Short task: Work out how many lines of the listing hold the string "category", then answer with that number and nothing else.

Data items:
----

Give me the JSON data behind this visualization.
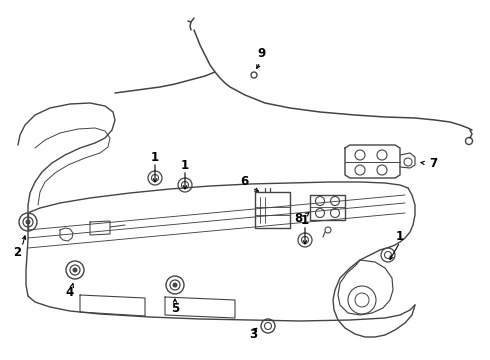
{
  "bg_color": "#ffffff",
  "line_color": "#444444",
  "text_color": "#000000",
  "lw_main": 0.9,
  "lw_thin": 0.6,
  "lw_wire": 1.2
}
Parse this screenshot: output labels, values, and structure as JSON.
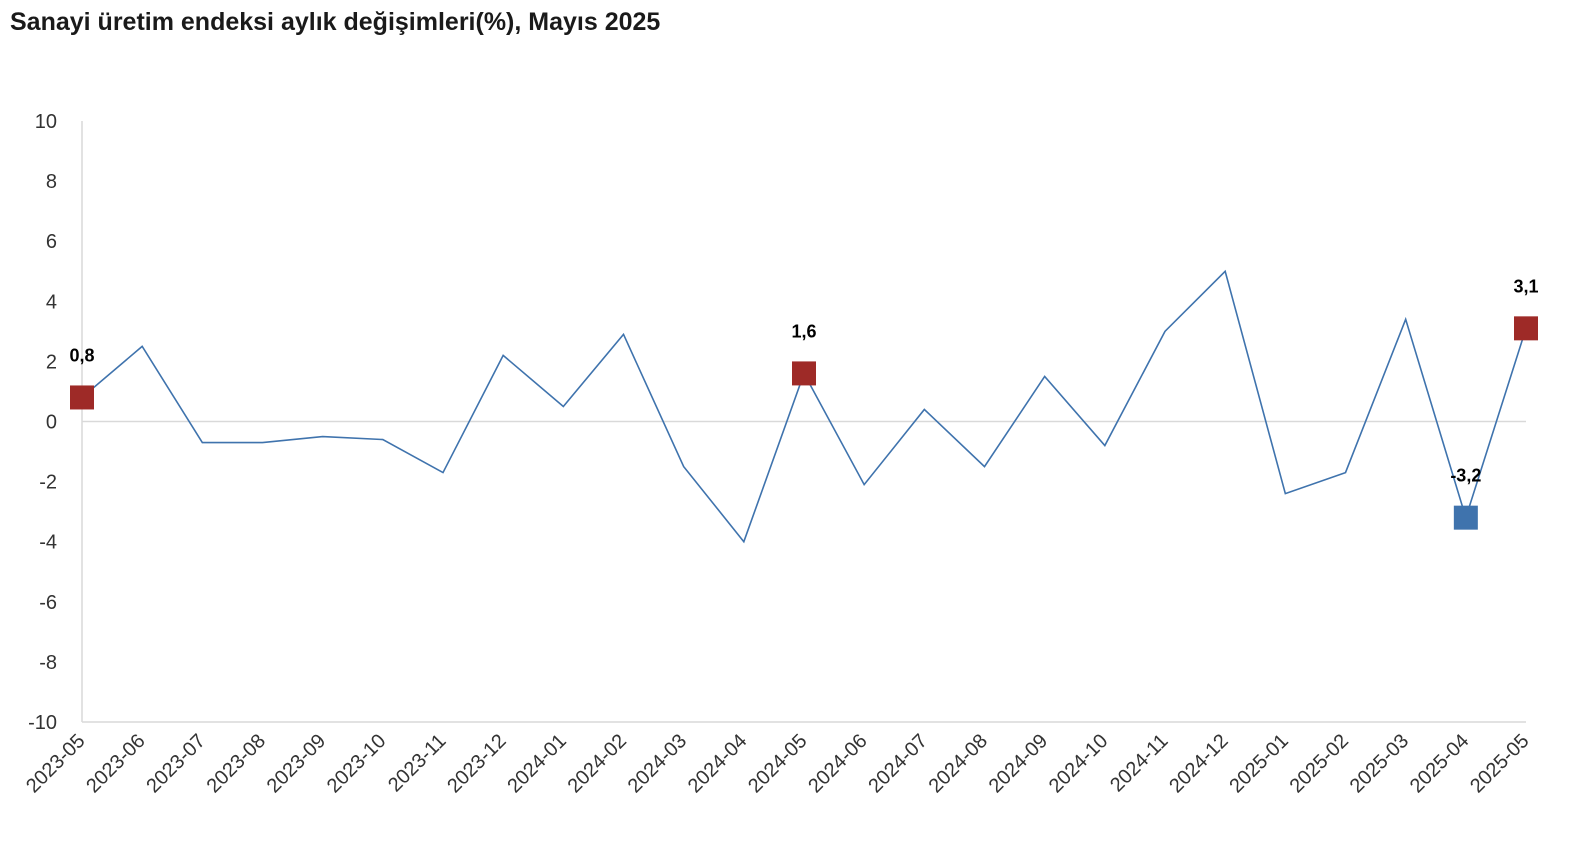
{
  "chart_data": {
    "type": "line",
    "title": "Sanayi üretim endeksi aylık değişimleri(%), Mayıs 2025",
    "xlabel": "",
    "ylabel": "",
    "categories": [
      "2023-05",
      "2023-06",
      "2023-07",
      "2023-08",
      "2023-09",
      "2023-10",
      "2023-11",
      "2023-12",
      "2024-01",
      "2024-02",
      "2024-03",
      "2024-04",
      "2024-05",
      "2024-06",
      "2024-07",
      "2024-08",
      "2024-09",
      "2024-10",
      "2024-11",
      "2024-12",
      "2025-01",
      "2025-02",
      "2025-03",
      "2025-04",
      "2025-05"
    ],
    "series": [
      {
        "values": [
          0.8,
          2.5,
          -0.7,
          -0.7,
          -0.5,
          -0.6,
          -1.7,
          2.2,
          0.5,
          2.9,
          -1.5,
          -4.0,
          1.6,
          -2.1,
          0.4,
          -1.5,
          1.5,
          -0.8,
          3.0,
          5.0,
          -2.4,
          -1.7,
          3.4,
          -3.2,
          3.1
        ],
        "color": "#3f73ad"
      }
    ],
    "ylim": [
      -10,
      10
    ],
    "yticks": [
      "10",
      "8",
      "6",
      "4",
      "2",
      "0",
      "-2",
      "-4",
      "-6",
      "-8",
      "-10"
    ],
    "grid": false,
    "zero_line": true,
    "legend": "none",
    "highlighted_points": [
      {
        "category": "2023-05",
        "value": 0.8,
        "label": "0,8",
        "color": "#9e2a27"
      },
      {
        "category": "2024-05",
        "value": 1.6,
        "label": "1,6",
        "color": "#9e2a27"
      },
      {
        "category": "2025-04",
        "value": -3.2,
        "label": "-3,2",
        "color": "#3f73ad"
      },
      {
        "category": "2025-05",
        "value": 3.1,
        "label": "3,1",
        "color": "#9e2a27"
      }
    ],
    "colors": {
      "line": "#3f73ad",
      "axis": "#d9d9d9",
      "text": "#333333"
    }
  }
}
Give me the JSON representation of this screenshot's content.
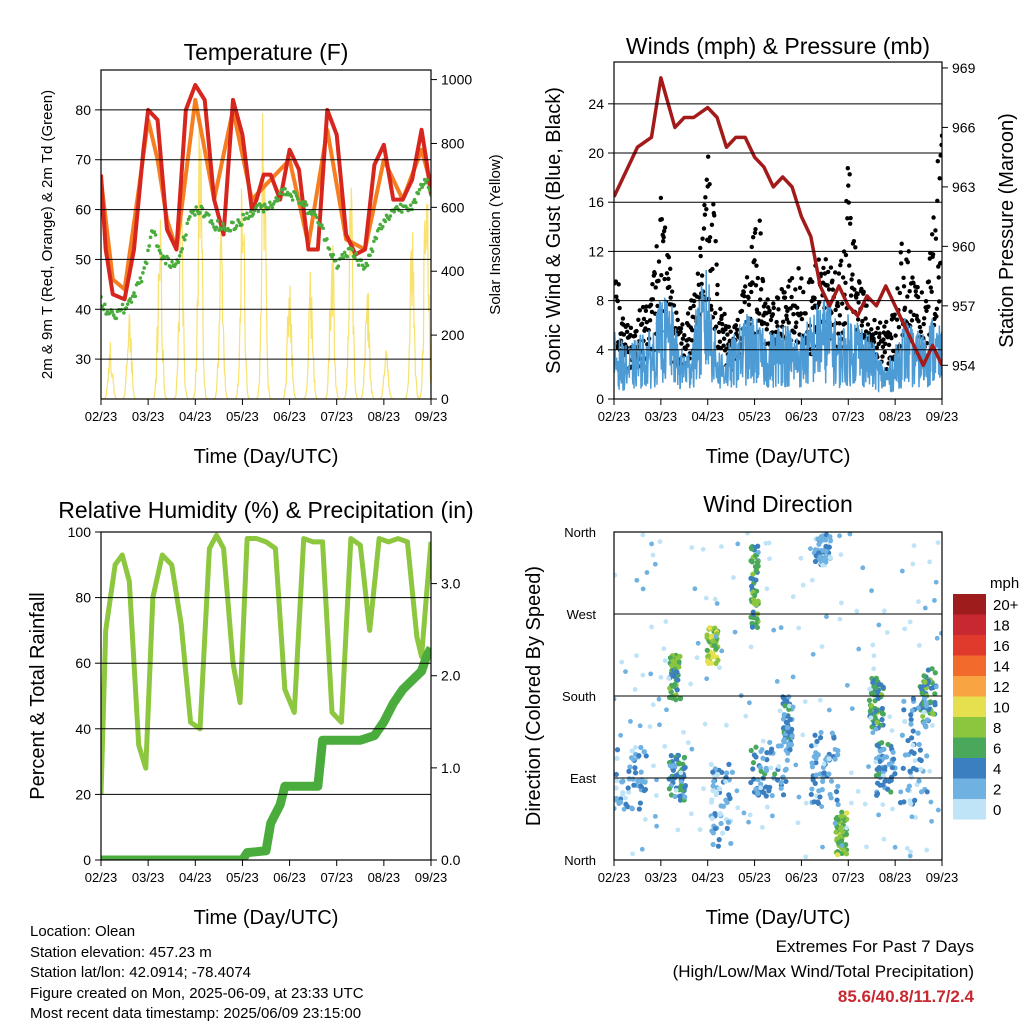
{
  "colors": {
    "temp_red": "#d7261e",
    "temp_orange": "#f57e20",
    "dewpoint_green": "#4aac3c",
    "solar_yellow": "#f8e16c",
    "gust_black": "#000000",
    "wind_blue": "#4d9bd5",
    "pressure_maroon": "#a31a1a",
    "rh_lightgreen": "#8dc63f",
    "precip_green": "#4aac3c"
  },
  "chart_data": [
    {
      "id": "temperature",
      "type": "line",
      "title": "Temperature (F)",
      "xlabel": "Time (Day/UTC)",
      "ylabel": "2m & 9m T (Red, Orange) & 2m Td (Green)",
      "y2label": "Solar Insolation (Yellow)",
      "x_ticks": [
        "02/23",
        "03/23",
        "04/23",
        "05/23",
        "06/23",
        "07/23",
        "08/23",
        "09/23"
      ],
      "xlim": [
        0,
        7
      ],
      "ylim": [
        22,
        88
      ],
      "y_ticks": [
        30,
        40,
        50,
        60,
        70,
        80
      ],
      "y2lim": [
        0,
        1030
      ],
      "y2_ticks": [
        0,
        200,
        400,
        600,
        800,
        1000
      ],
      "grid": true,
      "series": [
        {
          "key": "temp_2m",
          "axis": "y",
          "style": "line",
          "x": [
            0,
            0.1,
            0.25,
            0.5,
            0.7,
            0.9,
            1,
            1.2,
            1.4,
            1.6,
            1.8,
            2,
            2.2,
            2.4,
            2.6,
            2.8,
            3,
            3.2,
            3.3,
            3.45,
            3.6,
            3.8,
            4,
            4.2,
            4.4,
            4.6,
            4.8,
            5,
            5.2,
            5.4,
            5.6,
            5.8,
            6,
            6.2,
            6.4,
            6.6,
            6.8,
            6.9,
            7
          ],
          "y": [
            67,
            52,
            43,
            42,
            52,
            72,
            80,
            78,
            56,
            52,
            80,
            85,
            82,
            62,
            55,
            82,
            75,
            60,
            62,
            67,
            67,
            62,
            72,
            68,
            52,
            52,
            80,
            75,
            55,
            51,
            52,
            69,
            73,
            62,
            62,
            66,
            76,
            70,
            63
          ]
        },
        {
          "key": "temp_9m",
          "axis": "y",
          "style": "line",
          "x": [
            0,
            0.25,
            0.5,
            0.8,
            1,
            1.2,
            1.4,
            1.6,
            2,
            2.4,
            2.8,
            3.2,
            3.6,
            4,
            4.4,
            4.8,
            5.2,
            5.6,
            6,
            6.4,
            6.8,
            7
          ],
          "y": [
            66,
            46,
            44,
            64,
            78,
            70,
            58,
            52,
            82,
            62,
            80,
            62,
            66,
            70,
            53,
            76,
            54,
            52,
            70,
            62,
            72,
            65
          ]
        },
        {
          "key": "dewpoint_2m",
          "axis": "y",
          "style": "dots",
          "x": [
            0,
            0.1,
            0.3,
            0.6,
            0.9,
            1.1,
            1.3,
            1.6,
            1.9,
            2.1,
            2.4,
            2.7,
            3,
            3.3,
            3.6,
            3.9,
            4.2,
            4.6,
            5,
            5.3,
            5.6,
            5.9,
            6.2,
            6.6,
            6.9,
            7
          ],
          "y": [
            42,
            40,
            39,
            41,
            47,
            56,
            50,
            49,
            59,
            60,
            57,
            56,
            58,
            60,
            61,
            64,
            62,
            58,
            49,
            52,
            48,
            56,
            60,
            61,
            66,
            62
          ]
        },
        {
          "key": "solar",
          "axis": "y2",
          "style": "spikes",
          "peak_x": [
            0.2,
            0.6,
            1.25,
            1.7,
            2.1,
            2.55,
            3.0,
            3.45,
            4.0,
            4.45,
            4.9,
            5.3,
            5.65,
            6.05,
            6.6,
            6.9
          ],
          "peak_y": [
            180,
            330,
            620,
            680,
            1000,
            560,
            820,
            1000,
            430,
            420,
            560,
            790,
            400,
            170,
            580,
            960
          ]
        }
      ]
    },
    {
      "id": "winds",
      "type": "line",
      "title": "Winds (mph) & Pressure (mb)",
      "xlabel": "Time (Day/UTC)",
      "ylabel": "Sonic Wind & Gust (Blue, Black)",
      "y2label": "Station Pressure (Maroon)",
      "x_ticks": [
        "02/23",
        "03/23",
        "04/23",
        "05/23",
        "06/23",
        "07/23",
        "08/23",
        "09/23"
      ],
      "xlim": [
        0,
        7
      ],
      "ylim": [
        0,
        27.4
      ],
      "y_ticks": [
        0,
        4,
        8,
        12,
        16,
        20,
        24
      ],
      "y2lim": [
        952.3,
        969.3
      ],
      "y2_ticks": [
        954,
        957,
        960,
        963,
        966,
        969
      ],
      "grid": true,
      "series": [
        {
          "key": "wind",
          "axis": "y",
          "style": "band",
          "x": [
            0,
            0.3,
            0.6,
            0.8,
            1.0,
            1.2,
            1.4,
            1.6,
            1.8,
            2.0,
            2.2,
            2.4,
            2.6,
            2.8,
            3.0,
            3.2,
            3.4,
            3.6,
            3.8,
            4.0,
            4.2,
            4.4,
            4.6,
            4.8,
            5.0,
            5.2,
            5.4,
            5.6,
            5.8,
            6.0,
            6.2,
            6.4,
            6.6,
            6.8,
            7.0
          ],
          "y": [
            4,
            3,
            4,
            4,
            6,
            6,
            3,
            3,
            6,
            8,
            3,
            3,
            4,
            5,
            5,
            4,
            4,
            5,
            4,
            4,
            5,
            6,
            6,
            4,
            5,
            5,
            4,
            3,
            2,
            3,
            5,
            4,
            4,
            5,
            4
          ]
        },
        {
          "key": "gust",
          "axis": "y",
          "style": "dots",
          "x": [
            0,
            0.3,
            0.6,
            0.8,
            1.0,
            1.1,
            1.3,
            1.5,
            1.7,
            1.85,
            2.0,
            2.1,
            2.3,
            2.5,
            2.7,
            2.9,
            3.1,
            3.3,
            3.5,
            3.7,
            3.9,
            4.1,
            4.3,
            4.5,
            4.7,
            4.9,
            5.0,
            5.2,
            5.4,
            5.6,
            5.8,
            6.0,
            6.2,
            6.4,
            6.6,
            6.8,
            6.95
          ],
          "y": [
            9,
            5,
            6,
            7,
            14,
            11,
            6,
            5,
            7,
            12,
            18,
            14,
            6,
            5,
            6,
            10,
            12,
            6,
            7,
            8,
            9,
            7,
            9,
            10,
            9,
            9,
            17,
            8,
            7,
            5,
            5,
            6,
            12,
            8,
            7,
            11,
            18
          ]
        },
        {
          "key": "pressure",
          "axis": "y2",
          "style": "line",
          "x": [
            0,
            0.1,
            0.3,
            0.5,
            0.8,
            1.0,
            1.3,
            1.5,
            1.7,
            2.0,
            2.2,
            2.4,
            2.6,
            2.8,
            3.0,
            3.2,
            3.4,
            3.6,
            3.8,
            4.0,
            4.2,
            4.4,
            4.6,
            4.8,
            5.0,
            5.2,
            5.4,
            5.6,
            5.8,
            6.0,
            6.2,
            6.4,
            6.6,
            6.8,
            7.0
          ],
          "y": [
            962.5,
            963,
            964,
            965,
            965.5,
            968.5,
            966,
            966.5,
            966.5,
            967,
            966.5,
            965,
            965.5,
            965.5,
            964.5,
            964,
            963,
            963.5,
            963,
            961.5,
            960.5,
            958,
            957,
            958,
            957,
            956.5,
            957.5,
            957,
            958,
            957,
            956,
            955,
            954,
            955,
            954
          ]
        }
      ]
    },
    {
      "id": "humidity",
      "type": "line",
      "title": "Relative Humidity (%) & Precipitation (in)",
      "xlabel": "Time (Day/UTC)",
      "ylabel": "Percent & Total Rainfall",
      "x_ticks": [
        "02/23",
        "03/23",
        "04/23",
        "05/23",
        "06/23",
        "07/23",
        "08/23",
        "09/23"
      ],
      "xlim": [
        0,
        7
      ],
      "ylim": [
        0,
        100
      ],
      "y_ticks": [
        0,
        20,
        40,
        60,
        80,
        100
      ],
      "y2lim": [
        0,
        3.56
      ],
      "y2_ticks": [
        "0.0",
        "1.0",
        "2.0",
        "3.0"
      ],
      "grid": true,
      "series": [
        {
          "key": "rh",
          "axis": "y",
          "style": "line",
          "x": [
            0,
            0.1,
            0.3,
            0.45,
            0.6,
            0.8,
            0.95,
            1.1,
            1.3,
            1.5,
            1.7,
            1.9,
            2.1,
            2.3,
            2.45,
            2.6,
            2.8,
            2.95,
            3.1,
            3.3,
            3.5,
            3.7,
            3.9,
            4.1,
            4.3,
            4.5,
            4.7,
            4.9,
            5.1,
            5.3,
            5.5,
            5.7,
            5.9,
            6.1,
            6.3,
            6.5,
            6.7,
            6.8,
            6.9,
            7.0
          ],
          "y": [
            20,
            70,
            90,
            93,
            85,
            35,
            28,
            80,
            93,
            90,
            72,
            42,
            40,
            95,
            99,
            95,
            60,
            48,
            98,
            98,
            97,
            95,
            52,
            45,
            98,
            97,
            97,
            45,
            42,
            98,
            96,
            70,
            98,
            97,
            98,
            97,
            68,
            62,
            80,
            97
          ]
        },
        {
          "key": "rain",
          "axis": "y2",
          "style": "line",
          "x": [
            0,
            3.0,
            3.1,
            3.5,
            3.6,
            3.8,
            3.9,
            4.6,
            4.7,
            5.4,
            5.5,
            5.8,
            6.0,
            6.2,
            6.4,
            6.6,
            6.8,
            6.9,
            7.0
          ],
          "y": [
            0,
            0,
            0.08,
            0.1,
            0.4,
            0.6,
            0.8,
            0.8,
            1.3,
            1.3,
            1.3,
            1.35,
            1.5,
            1.7,
            1.85,
            1.95,
            2.05,
            2.2,
            2.3
          ]
        }
      ]
    },
    {
      "id": "direction",
      "type": "scatter",
      "title": "Wind Direction",
      "xlabel": "Time (Day/UTC)",
      "ylabel": "Direction (Colored By Speed)",
      "x_ticks": [
        "02/23",
        "03/23",
        "04/23",
        "05/23",
        "06/23",
        "07/23",
        "08/23",
        "09/23"
      ],
      "xlim": [
        0,
        7
      ],
      "ylim": [
        0,
        360
      ],
      "y_ticks": [
        "North",
        "East",
        "South",
        "West",
        "North"
      ],
      "grid": true,
      "colorbar": {
        "title": "mph",
        "labels": [
          "20+",
          "18",
          "16",
          "14",
          "12",
          "10",
          "8",
          "6",
          "4",
          "2",
          "0"
        ],
        "colors": [
          "#9e1c1c",
          "#c8282f",
          "#e03a2c",
          "#f26a2c",
          "#f8a443",
          "#e6e04e",
          "#8cc63f",
          "#4aa85a",
          "#3b7fc0",
          "#6fb2e2",
          "#bfe3f7"
        ]
      },
      "clusters": [
        {
          "x": 0.35,
          "y": 90,
          "dx": 0.35,
          "dy": 35,
          "s": 2
        },
        {
          "x": 1.3,
          "y": 200,
          "dx": 0.12,
          "dy": 25,
          "s": 6
        },
        {
          "x": 1.35,
          "y": 90,
          "dx": 0.18,
          "dy": 25,
          "s": 4
        },
        {
          "x": 2.1,
          "y": 235,
          "dx": 0.12,
          "dy": 20,
          "s": 8
        },
        {
          "x": 2.3,
          "y": 60,
          "dx": 0.25,
          "dy": 45,
          "s": 2
        },
        {
          "x": 3.0,
          "y": 300,
          "dx": 0.08,
          "dy": 45,
          "s": 5
        },
        {
          "x": 3.3,
          "y": 100,
          "dx": 0.4,
          "dy": 30,
          "s": 3
        },
        {
          "x": 3.7,
          "y": 150,
          "dx": 0.1,
          "dy": 30,
          "s": 3
        },
        {
          "x": 4.45,
          "y": 340,
          "dx": 0.18,
          "dy": 18,
          "s": 2
        },
        {
          "x": 4.85,
          "y": 30,
          "dx": 0.12,
          "dy": 25,
          "s": 7
        },
        {
          "x": 4.5,
          "y": 100,
          "dx": 0.3,
          "dy": 40,
          "s": 2
        },
        {
          "x": 5.6,
          "y": 170,
          "dx": 0.15,
          "dy": 30,
          "s": 5
        },
        {
          "x": 5.8,
          "y": 100,
          "dx": 0.2,
          "dy": 30,
          "s": 3
        },
        {
          "x": 6.7,
          "y": 180,
          "dx": 0.18,
          "dy": 30,
          "s": 5
        },
        {
          "x": 6.4,
          "y": 120,
          "dx": 0.3,
          "dy": 60,
          "s": 2
        }
      ]
    }
  ],
  "footer": {
    "location": "Location: Olean",
    "elevation": "Station elevation: 457.23 m",
    "latlon": "Station lat/lon: 42.0914; -78.4074",
    "created": "Figure created on Mon, 2025-06-09, at 23:33 UTC",
    "recent": "Most recent data timestamp: 2025/06/09 23:15:00",
    "extremes_title": "Extremes For Past 7 Days",
    "extremes_subtitle": "(High/Low/Max Wind/Total Precipitation)",
    "extremes_values": "85.6/40.8/11.7/2.4"
  }
}
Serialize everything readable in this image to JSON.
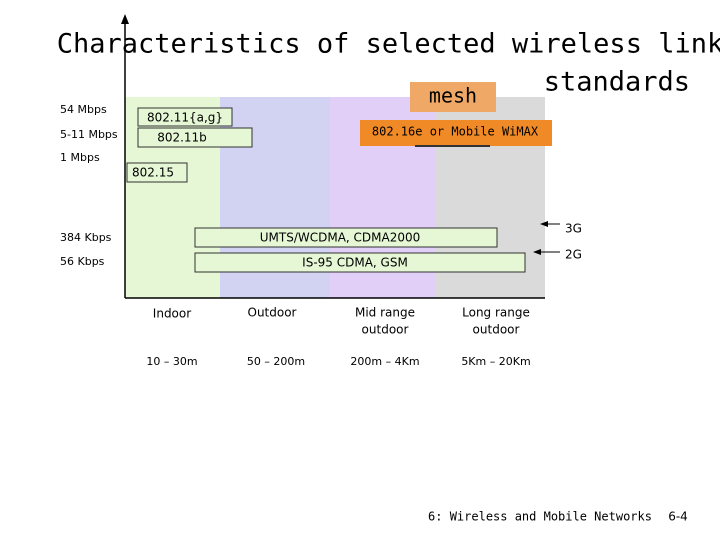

----

Correct answer: 4